[A block of data]
** Start **

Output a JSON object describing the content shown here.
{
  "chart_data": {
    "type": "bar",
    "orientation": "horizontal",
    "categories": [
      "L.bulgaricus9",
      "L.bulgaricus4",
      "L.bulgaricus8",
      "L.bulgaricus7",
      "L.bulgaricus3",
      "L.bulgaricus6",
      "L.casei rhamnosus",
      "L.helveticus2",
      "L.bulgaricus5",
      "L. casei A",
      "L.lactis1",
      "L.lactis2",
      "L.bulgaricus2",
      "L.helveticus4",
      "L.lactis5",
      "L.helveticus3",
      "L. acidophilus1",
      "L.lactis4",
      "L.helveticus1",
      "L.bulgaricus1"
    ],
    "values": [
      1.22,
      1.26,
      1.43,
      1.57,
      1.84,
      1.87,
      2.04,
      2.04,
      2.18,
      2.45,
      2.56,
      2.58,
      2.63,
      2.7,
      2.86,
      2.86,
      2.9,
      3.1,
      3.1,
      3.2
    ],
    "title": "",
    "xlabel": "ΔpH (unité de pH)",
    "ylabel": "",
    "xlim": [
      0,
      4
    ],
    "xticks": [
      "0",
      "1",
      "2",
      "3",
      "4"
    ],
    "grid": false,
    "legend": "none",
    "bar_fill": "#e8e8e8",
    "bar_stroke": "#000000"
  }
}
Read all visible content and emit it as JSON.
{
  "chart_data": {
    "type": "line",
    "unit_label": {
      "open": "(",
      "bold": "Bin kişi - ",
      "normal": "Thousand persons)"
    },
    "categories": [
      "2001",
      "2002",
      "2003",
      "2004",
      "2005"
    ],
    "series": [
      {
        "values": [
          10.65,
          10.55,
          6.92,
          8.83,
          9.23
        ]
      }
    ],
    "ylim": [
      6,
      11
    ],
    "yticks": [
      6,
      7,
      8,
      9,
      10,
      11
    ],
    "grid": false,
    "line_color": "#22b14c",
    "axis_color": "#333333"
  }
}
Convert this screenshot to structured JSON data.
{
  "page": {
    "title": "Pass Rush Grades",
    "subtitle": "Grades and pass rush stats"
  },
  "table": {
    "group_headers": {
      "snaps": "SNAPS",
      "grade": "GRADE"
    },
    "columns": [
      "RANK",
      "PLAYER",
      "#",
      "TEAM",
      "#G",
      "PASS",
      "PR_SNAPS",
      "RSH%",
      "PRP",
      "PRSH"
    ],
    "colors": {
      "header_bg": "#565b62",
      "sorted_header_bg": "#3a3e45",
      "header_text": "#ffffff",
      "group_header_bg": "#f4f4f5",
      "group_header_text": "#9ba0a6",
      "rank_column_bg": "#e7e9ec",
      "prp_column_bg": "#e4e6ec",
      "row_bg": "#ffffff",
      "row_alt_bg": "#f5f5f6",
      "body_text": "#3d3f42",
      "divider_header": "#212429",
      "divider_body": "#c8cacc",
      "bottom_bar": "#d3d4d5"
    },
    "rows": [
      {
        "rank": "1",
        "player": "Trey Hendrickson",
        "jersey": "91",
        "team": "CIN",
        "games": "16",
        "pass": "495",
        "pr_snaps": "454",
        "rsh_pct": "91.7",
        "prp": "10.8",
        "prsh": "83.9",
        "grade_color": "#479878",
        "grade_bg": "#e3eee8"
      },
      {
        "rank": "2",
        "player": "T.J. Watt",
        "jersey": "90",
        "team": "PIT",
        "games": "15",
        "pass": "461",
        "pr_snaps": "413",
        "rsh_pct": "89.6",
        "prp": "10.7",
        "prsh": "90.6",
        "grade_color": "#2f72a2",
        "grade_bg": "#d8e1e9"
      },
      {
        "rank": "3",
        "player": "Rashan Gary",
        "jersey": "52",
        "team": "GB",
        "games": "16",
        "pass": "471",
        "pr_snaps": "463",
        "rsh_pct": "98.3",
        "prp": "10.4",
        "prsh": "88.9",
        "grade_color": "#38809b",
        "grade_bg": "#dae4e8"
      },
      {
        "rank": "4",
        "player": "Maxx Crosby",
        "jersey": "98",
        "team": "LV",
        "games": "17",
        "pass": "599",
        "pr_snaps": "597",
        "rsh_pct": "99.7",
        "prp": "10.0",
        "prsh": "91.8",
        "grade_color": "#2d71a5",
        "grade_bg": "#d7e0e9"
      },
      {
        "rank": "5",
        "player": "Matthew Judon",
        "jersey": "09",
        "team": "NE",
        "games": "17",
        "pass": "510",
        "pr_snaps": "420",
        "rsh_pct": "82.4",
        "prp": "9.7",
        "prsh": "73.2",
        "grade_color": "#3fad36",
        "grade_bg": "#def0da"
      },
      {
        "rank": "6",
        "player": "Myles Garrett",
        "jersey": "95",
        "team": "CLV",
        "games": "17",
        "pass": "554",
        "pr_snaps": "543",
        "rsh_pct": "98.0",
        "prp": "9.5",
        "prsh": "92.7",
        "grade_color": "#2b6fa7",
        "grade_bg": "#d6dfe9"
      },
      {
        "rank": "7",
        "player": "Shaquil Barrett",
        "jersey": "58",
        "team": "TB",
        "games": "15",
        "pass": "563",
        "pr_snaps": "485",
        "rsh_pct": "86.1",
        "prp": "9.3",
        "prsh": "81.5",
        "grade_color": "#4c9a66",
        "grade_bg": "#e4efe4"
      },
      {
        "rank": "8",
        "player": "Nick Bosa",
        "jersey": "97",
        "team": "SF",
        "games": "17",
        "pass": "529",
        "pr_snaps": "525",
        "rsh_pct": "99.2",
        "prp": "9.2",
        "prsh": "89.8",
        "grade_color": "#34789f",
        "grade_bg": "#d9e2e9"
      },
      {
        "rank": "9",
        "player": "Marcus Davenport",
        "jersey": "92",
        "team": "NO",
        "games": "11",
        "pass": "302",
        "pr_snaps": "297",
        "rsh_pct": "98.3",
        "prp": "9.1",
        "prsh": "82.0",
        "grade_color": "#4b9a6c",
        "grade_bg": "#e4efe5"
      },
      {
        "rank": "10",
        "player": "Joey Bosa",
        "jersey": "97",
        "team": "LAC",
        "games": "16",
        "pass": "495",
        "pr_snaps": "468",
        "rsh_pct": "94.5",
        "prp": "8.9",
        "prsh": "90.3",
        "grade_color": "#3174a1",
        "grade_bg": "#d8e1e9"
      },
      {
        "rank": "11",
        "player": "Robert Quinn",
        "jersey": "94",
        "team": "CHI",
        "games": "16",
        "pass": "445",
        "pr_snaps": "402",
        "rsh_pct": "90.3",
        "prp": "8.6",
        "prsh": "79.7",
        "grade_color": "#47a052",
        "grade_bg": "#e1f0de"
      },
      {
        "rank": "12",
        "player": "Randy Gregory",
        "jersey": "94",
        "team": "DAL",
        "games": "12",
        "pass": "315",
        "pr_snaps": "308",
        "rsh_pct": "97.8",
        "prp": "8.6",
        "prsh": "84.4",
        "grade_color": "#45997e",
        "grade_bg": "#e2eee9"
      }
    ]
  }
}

** End **

Stated task: Repeat all the records. Match each line exactly.

Full answer:
Output a JSON object describing the content shown here.
{
  "chart_data": {
    "type": "bar",
    "orientation": "horizontal",
    "categories": [
      "L.bulgaricus9",
      "L.bulgaricus4",
      "L.bulgaricus8",
      "L.bulgaricus7",
      "L.bulgaricus3",
      "L.bulgaricus6",
      "L.casei rhamnosus",
      "L.helveticus2",
      "L.bulgaricus5",
      "L. casei A",
      "L.lactis1",
      "L.lactis2",
      "L.bulgaricus2",
      "L.helveticus4",
      "L.lactis5",
      "L.helveticus3",
      "L. acidophilus1",
      "L.lactis4",
      "L.helveticus1",
      "L.bulgaricus1"
    ],
    "values": [
      1.22,
      1.26,
      1.43,
      1.57,
      1.84,
      1.87,
      2.04,
      2.04,
      2.18,
      2.45,
      2.56,
      2.58,
      2.63,
      2.7,
      2.86,
      2.86,
      2.9,
      3.1,
      3.1,
      3.2
    ],
    "title": "",
    "xlabel": "ΔpH (unité de pH)",
    "ylabel": "",
    "xlim": [
      0,
      4
    ],
    "xticks": [
      "0",
      "1",
      "2",
      "3",
      "4"
    ],
    "grid": false,
    "legend": "none",
    "bar_fill": "#e8e8e8",
    "bar_stroke": "#000000"
  }
}
Read all visible content and emit it as JSON.
{
  "chart_data": {
    "type": "line",
    "unit_label": {
      "open": "(",
      "bold": "Bin kişi - ",
      "normal": "Thousand persons)"
    },
    "categories": [
      "2001",
      "2002",
      "2003",
      "2004",
      "2005"
    ],
    "series": [
      {
        "values": [
          10.65,
          10.55,
          6.92,
          8.83,
          9.23
        ]
      }
    ],
    "ylim": [
      6,
      11
    ],
    "yticks": [
      6,
      7,
      8,
      9,
      10,
      11
    ],
    "grid": false,
    "line_color": "#22b14c",
    "axis_color": "#333333"
  }
}
Convert this screenshot to structured JSON data.
{
  "page": {
    "title": "Pass Rush Grades",
    "subtitle": "Grades and pass rush stats"
  },
  "table": {
    "group_headers": {
      "snaps": "SNAPS",
      "grade": "GRADE"
    },
    "columns": [
      "RANK",
      "PLAYER",
      "#",
      "TEAM",
      "#G",
      "PASS",
      "PR_SNAPS",
      "RSH%",
      "PRP",
      "PRSH"
    ],
    "colors": {
      "header_bg": "#565b62",
      "sorted_header_bg": "#3a3e45",
      "header_text": "#ffffff",
      "group_header_bg": "#f4f4f5",
      "group_header_text": "#9ba0a6",
      "rank_column_bg": "#e7e9ec",
      "prp_column_bg": "#e4e6ec",
      "row_bg": "#ffffff",
      "row_alt_bg": "#f5f5f6",
      "body_text": "#3d3f42",
      "divider_header": "#212429",
      "divider_body": "#c8cacc",
      "bottom_bar": "#d3d4d5"
    },
    "rows": [
      {
        "rank": "1",
        "player": "Trey Hendrickson",
        "jersey": "91",
        "team": "CIN",
        "games": "16",
        "pass": "495",
        "pr_snaps": "454",
        "rsh_pct": "91.7",
        "prp": "10.8",
        "prsh": "83.9",
        "grade_color": "#479878",
        "grade_bg": "#e3eee8"
      },
      {
        "rank": "2",
        "player": "T.J. Watt",
        "jersey": "90",
        "team": "PIT",
        "games": "15",
        "pass": "461",
        "pr_snaps": "413",
        "rsh_pct": "89.6",
        "prp": "10.7",
        "prsh": "90.6",
        "grade_color": "#2f72a2",
        "grade_bg": "#d8e1e9"
      },
      {
        "rank": "3",
        "player": "Rashan Gary",
        "jersey": "52",
        "team": "GB",
        "games": "16",
        "pass": "471",
        "pr_snaps": "463",
        "rsh_pct": "98.3",
        "prp": "10.4",
        "prsh": "88.9",
        "grade_color": "#38809b",
        "grade_bg": "#dae4e8"
      },
      {
        "rank": "4",
        "player": "Maxx Crosby",
        "jersey": "98",
        "team": "LV",
        "games": "17",
        "pass": "599",
        "pr_snaps": "597",
        "rsh_pct": "99.7",
        "prp": "10.0",
        "prsh": "91.8",
        "grade_color": "#2d71a5",
        "grade_bg": "#d7e0e9"
      },
      {
        "rank": "5",
        "player": "Matthew Judon",
        "jersey": "09",
        "team": "NE",
        "games": "17",
        "pass": "510",
        "pr_snaps": "420",
        "rsh_pct": "82.4",
        "prp": "9.7",
        "prsh": "73.2",
        "grade_color": "#3fad36",
        "grade_bg": "#def0da"
      },
      {
        "rank": "6",
        "player": "Myles Garrett",
        "jersey": "95",
        "team": "CLV",
        "games": "17",
        "pass": "554",
        "pr_snaps": "543",
        "rsh_pct": "98.0",
        "prp": "9.5",
        "prsh": "92.7",
        "grade_color": "#2b6fa7",
        "grade_bg": "#d6dfe9"
      },
      {
        "rank": "7",
        "player": "Shaquil Barrett",
        "jersey": "58",
        "team": "TB",
        "games": "15",
        "pass": "563",
        "pr_snaps": "485",
        "rsh_pct": "86.1",
        "prp": "9.3",
        "prsh": "81.5",
        "grade_color": "#4c9a66",
        "grade_bg": "#e4efe4"
      },
      {
        "rank": "8",
        "player": "Nick Bosa",
        "jersey": "97",
        "team": "SF",
        "games": "17",
        "pass": "529",
        "pr_snaps": "525",
        "rsh_pct": "99.2",
        "prp": "9.2",
        "prsh": "89.8",
        "grade_color": "#34789f",
        "grade_bg": "#d9e2e9"
      },
      {
        "rank": "9",
        "player": "Marcus Davenport",
        "jersey": "92",
        "team": "NO",
        "games": "11",
        "pass": "302",
        "pr_snaps": "297",
        "rsh_pct": "98.3",
        "prp": "9.1",
        "prsh": "82.0",
        "grade_color": "#4b9a6c",
        "grade_bg": "#e4efe5"
      },
      {
        "rank": "10",
        "player": "Joey Bosa",
        "jersey": "97",
        "team": "LAC",
        "games": "16",
        "pass": "495",
        "pr_snaps": "468",
        "rsh_pct": "94.5",
        "prp": "8.9",
        "prsh": "90.3",
        "grade_color": "#3174a1",
        "grade_bg": "#d8e1e9"
      },
      {
        "rank": "11",
        "player": "Robert Quinn",
        "jersey": "94",
        "team": "CHI",
        "games": "16",
        "pass": "445",
        "pr_snaps": "402",
        "rsh_pct": "90.3",
        "prp": "8.6",
        "prsh": "79.7",
        "grade_color": "#47a052",
        "grade_bg": "#e1f0de"
      },
      {
        "rank": "12",
        "player": "Randy Gregory",
        "jersey": "94",
        "team": "DAL",
        "games": "12",
        "pass": "315",
        "pr_snaps": "308",
        "rsh_pct": "97.8",
        "prp": "8.6",
        "prsh": "84.4",
        "grade_color": "#45997e",
        "grade_bg": "#e2eee9"
      }
    ]
  }
}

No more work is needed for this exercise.